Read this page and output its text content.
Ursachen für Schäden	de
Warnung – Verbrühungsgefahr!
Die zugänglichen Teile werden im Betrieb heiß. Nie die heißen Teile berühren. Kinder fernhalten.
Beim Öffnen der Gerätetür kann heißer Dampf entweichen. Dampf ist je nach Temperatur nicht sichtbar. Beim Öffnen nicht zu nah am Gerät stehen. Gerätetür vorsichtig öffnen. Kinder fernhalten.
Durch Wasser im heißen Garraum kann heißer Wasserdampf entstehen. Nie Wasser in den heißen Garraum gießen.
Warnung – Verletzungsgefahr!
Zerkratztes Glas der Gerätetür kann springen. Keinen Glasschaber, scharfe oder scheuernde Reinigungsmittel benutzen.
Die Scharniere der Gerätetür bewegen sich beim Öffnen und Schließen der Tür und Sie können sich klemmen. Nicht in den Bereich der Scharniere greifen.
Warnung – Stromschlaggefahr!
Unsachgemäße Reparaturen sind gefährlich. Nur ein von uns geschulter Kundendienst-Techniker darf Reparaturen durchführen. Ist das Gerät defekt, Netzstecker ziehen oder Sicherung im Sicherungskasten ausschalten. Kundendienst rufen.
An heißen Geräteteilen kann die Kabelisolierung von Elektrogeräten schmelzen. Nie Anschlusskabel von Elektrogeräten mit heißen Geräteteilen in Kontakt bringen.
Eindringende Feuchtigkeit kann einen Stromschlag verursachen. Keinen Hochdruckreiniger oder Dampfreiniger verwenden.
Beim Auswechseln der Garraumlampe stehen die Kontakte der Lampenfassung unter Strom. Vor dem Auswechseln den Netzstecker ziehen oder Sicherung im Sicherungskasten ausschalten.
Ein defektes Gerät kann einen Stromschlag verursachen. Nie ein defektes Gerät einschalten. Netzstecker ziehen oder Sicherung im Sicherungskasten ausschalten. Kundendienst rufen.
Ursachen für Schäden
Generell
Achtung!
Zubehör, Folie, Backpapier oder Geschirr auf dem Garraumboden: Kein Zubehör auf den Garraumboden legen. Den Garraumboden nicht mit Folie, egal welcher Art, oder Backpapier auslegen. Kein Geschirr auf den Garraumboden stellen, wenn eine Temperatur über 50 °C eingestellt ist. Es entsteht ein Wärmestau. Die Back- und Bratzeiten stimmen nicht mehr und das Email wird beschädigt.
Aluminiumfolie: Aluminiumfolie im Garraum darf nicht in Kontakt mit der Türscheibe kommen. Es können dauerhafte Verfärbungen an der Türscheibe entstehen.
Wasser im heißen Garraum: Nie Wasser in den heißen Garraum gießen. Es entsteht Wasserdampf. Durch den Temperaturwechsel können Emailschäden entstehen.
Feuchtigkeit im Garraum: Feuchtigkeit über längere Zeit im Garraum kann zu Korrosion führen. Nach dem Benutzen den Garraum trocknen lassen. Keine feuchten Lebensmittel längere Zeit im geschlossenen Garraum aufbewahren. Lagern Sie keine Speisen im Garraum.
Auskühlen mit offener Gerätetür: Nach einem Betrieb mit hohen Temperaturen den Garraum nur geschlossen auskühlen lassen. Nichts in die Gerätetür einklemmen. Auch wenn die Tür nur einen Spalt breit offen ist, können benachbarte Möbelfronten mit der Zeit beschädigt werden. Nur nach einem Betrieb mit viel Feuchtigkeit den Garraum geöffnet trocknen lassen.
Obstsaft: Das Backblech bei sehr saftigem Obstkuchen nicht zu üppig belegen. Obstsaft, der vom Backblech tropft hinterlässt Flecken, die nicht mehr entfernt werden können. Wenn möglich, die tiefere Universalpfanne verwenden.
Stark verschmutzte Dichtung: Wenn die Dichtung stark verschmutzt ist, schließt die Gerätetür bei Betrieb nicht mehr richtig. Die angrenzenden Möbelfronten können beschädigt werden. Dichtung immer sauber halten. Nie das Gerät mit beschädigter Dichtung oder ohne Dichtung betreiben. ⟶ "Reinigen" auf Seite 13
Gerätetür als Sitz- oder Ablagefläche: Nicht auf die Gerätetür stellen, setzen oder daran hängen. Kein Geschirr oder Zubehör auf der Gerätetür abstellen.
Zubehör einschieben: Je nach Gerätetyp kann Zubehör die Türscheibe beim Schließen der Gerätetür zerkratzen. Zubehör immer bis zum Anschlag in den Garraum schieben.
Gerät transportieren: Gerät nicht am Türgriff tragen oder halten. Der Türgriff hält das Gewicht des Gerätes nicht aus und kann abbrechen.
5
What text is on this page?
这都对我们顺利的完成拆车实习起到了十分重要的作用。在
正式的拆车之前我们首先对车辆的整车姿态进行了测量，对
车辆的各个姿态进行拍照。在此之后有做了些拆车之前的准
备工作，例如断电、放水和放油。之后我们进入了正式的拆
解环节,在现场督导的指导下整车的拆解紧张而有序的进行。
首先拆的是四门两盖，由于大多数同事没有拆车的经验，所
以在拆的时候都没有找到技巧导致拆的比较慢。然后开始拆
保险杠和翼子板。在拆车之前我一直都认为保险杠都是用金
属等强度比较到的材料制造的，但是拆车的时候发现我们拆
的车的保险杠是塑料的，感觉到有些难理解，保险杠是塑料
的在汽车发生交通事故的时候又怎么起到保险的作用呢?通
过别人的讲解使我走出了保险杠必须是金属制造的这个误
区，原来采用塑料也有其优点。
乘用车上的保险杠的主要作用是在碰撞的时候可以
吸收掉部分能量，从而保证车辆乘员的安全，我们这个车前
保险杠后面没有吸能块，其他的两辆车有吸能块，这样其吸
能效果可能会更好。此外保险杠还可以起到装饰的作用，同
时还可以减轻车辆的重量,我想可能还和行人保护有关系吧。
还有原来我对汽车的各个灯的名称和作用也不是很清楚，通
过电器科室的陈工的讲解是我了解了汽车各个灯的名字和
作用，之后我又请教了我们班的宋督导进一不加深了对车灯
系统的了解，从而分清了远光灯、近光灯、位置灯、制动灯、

────────────────

__YOUR GOAL__:
Return every line of the material exactly.

__OUTPUT FOR THIS EXERCISE__:
Read this page and output its text content.
Ursachen für Schäden	de
Warnung – Verbrühungsgefahr!
Die zugänglichen Teile werden im Betrieb heiß. Nie die heißen Teile berühren. Kinder fernhalten.
Beim Öffnen der Gerätetür kann heißer Dampf entweichen. Dampf ist je nach Temperatur nicht sichtbar. Beim Öffnen nicht zu nah am Gerät stehen. Gerätetür vorsichtig öffnen. Kinder fernhalten.
Durch Wasser im heißen Garraum kann heißer Wasserdampf entstehen. Nie Wasser in den heißen Garraum gießen.
Warnung – Verletzungsgefahr!
Zerkratztes Glas der Gerätetür kann springen. Keinen Glasschaber, scharfe oder scheuernde Reinigungsmittel benutzen.
Die Scharniere der Gerätetür bewegen sich beim Öffnen und Schließen der Tür und Sie können sich klemmen. Nicht in den Bereich der Scharniere greifen.
Warnung – Stromschlaggefahr!
Unsachgemäße Reparaturen sind gefährlich. Nur ein von uns geschulter Kundendienst-Techniker darf Reparaturen durchführen. Ist das Gerät defekt, Netzstecker ziehen oder Sicherung im Sicherungskasten ausschalten. Kundendienst rufen.
An heißen Geräteteilen kann die Kabelisolierung von Elektrogeräten schmelzen. Nie Anschlusskabel von Elektrogeräten mit heißen Geräteteilen in Kontakt bringen.
Eindringende Feuchtigkeit kann einen Stromschlag verursachen. Keinen Hochdruckreiniger oder Dampfreiniger verwenden.
Beim Auswechseln der Garraumlampe stehen die Kontakte der Lampenfassung unter Strom. Vor dem Auswechseln den Netzstecker ziehen oder Sicherung im Sicherungskasten ausschalten.
Ein defektes Gerät kann einen Stromschlag verursachen. Nie ein defektes Gerät einschalten. Netzstecker ziehen oder Sicherung im Sicherungskasten ausschalten. Kundendienst rufen.
Ursachen für Schäden
Generell
Achtung!
Zubehör, Folie, Backpapier oder Geschirr auf dem Garraumboden: Kein Zubehör auf den Garraumboden legen. Den Garraumboden nicht mit Folie, egal welcher Art, oder Backpapier auslegen. Kein Geschirr auf den Garraumboden stellen, wenn eine Temperatur über 50 °C eingestellt ist. Es entsteht ein Wärmestau. Die Back- und Bratzeiten stimmen nicht mehr und das Email wird beschädigt.
Aluminiumfolie: Aluminiumfolie im Garraum darf nicht in Kontakt mit der Türscheibe kommen. Es können dauerhafte Verfärbungen an der Türscheibe entstehen.
Wasser im heißen Garraum: Nie Wasser in den heißen Garraum gießen. Es entsteht Wasserdampf. Durch den Temperaturwechsel können Emailschäden entstehen.
Feuchtigkeit im Garraum: Feuchtigkeit über längere Zeit im Garraum kann zu Korrosion führen. Nach dem Benutzen den Garraum trocknen lassen. Keine feuchten Lebensmittel längere Zeit im geschlossenen Garraum aufbewahren. Lagern Sie keine Speisen im Garraum.
Auskühlen mit offener Gerätetür: Nach einem Betrieb mit hohen Temperaturen den Garraum nur geschlossen auskühlen lassen. Nichts in die Gerätetür einklemmen. Auch wenn die Tür nur einen Spalt breit offen ist, können benachbarte Möbelfronten mit der Zeit beschädigt werden. Nur nach einem Betrieb mit viel Feuchtigkeit den Garraum geöffnet trocknen lassen.
Obstsaft: Das Backblech bei sehr saftigem Obstkuchen nicht zu üppig belegen. Obstsaft, der vom Backblech tropft hinterlässt Flecken, die nicht mehr entfernt werden können. Wenn möglich, die tiefere Universalpfanne verwenden.
Stark verschmutzte Dichtung: Wenn die Dichtung stark verschmutzt ist, schließt die Gerätetür bei Betrieb nicht mehr richtig. Die angrenzenden Möbelfronten können beschädigt werden. Dichtung immer sauber halten. Nie das Gerät mit beschädigter Dichtung oder ohne Dichtung betreiben. ⟶ "Reinigen" auf Seite 13
Gerätetür als Sitz- oder Ablagefläche: Nicht auf die Gerätetür stellen, setzen oder daran hängen. Kein Geschirr oder Zubehör auf der Gerätetür abstellen.
Zubehör einschieben: Je nach Gerätetyp kann Zubehör die Türscheibe beim Schließen der Gerätetür zerkratzen. Zubehör immer bis zum Anschlag in den Garraum schieben.
Gerät transportieren: Gerät nicht am Türgriff tragen oder halten. Der Türgriff hält das Gewicht des Gerätes nicht aus und kann abbrechen.
5
What text is on this page?
这都对我们顺利的完成拆车实习起到了十分重要的作用。在
正式的拆车之前我们首先对车辆的整车姿态进行了测量，对
车辆的各个姿态进行拍照。在此之后有做了些拆车之前的准
备工作，例如断电、放水和放油。之后我们进入了正式的拆
解环节,在现场督导的指导下整车的拆解紧张而有序的进行。
首先拆的是四门两盖，由于大多数同事没有拆车的经验，所
以在拆的时候都没有找到技巧导致拆的比较慢。然后开始拆
保险杠和翼子板。在拆车之前我一直都认为保险杠都是用金
属等强度比较到的材料制造的，但是拆车的时候发现我们拆
的车的保险杠是塑料的，感觉到有些难理解，保险杠是塑料
的在汽车发生交通事故的时候又怎么起到保险的作用呢?通
过别人的讲解使我走出了保险杠必须是金属制造的这个误
区，原来采用塑料也有其优点。
乘用车上的保险杠的主要作用是在碰撞的时候可以
吸收掉部分能量，从而保证车辆乘员的安全，我们这个车前
保险杠后面没有吸能块，其他的两辆车有吸能块，这样其吸
能效果可能会更好。此外保险杠还可以起到装饰的作用，同
时还可以减轻车辆的重量,我想可能还和行人保护有关系吧。
还有原来我对汽车的各个灯的名称和作用也不是很清楚，通
过电器科室的陈工的讲解是我了解了汽车各个灯的名字和
作用，之后我又请教了我们班的宋督导进一不加深了对车灯
系统的了解，从而分清了远光灯、近光灯、位置灯、制动灯、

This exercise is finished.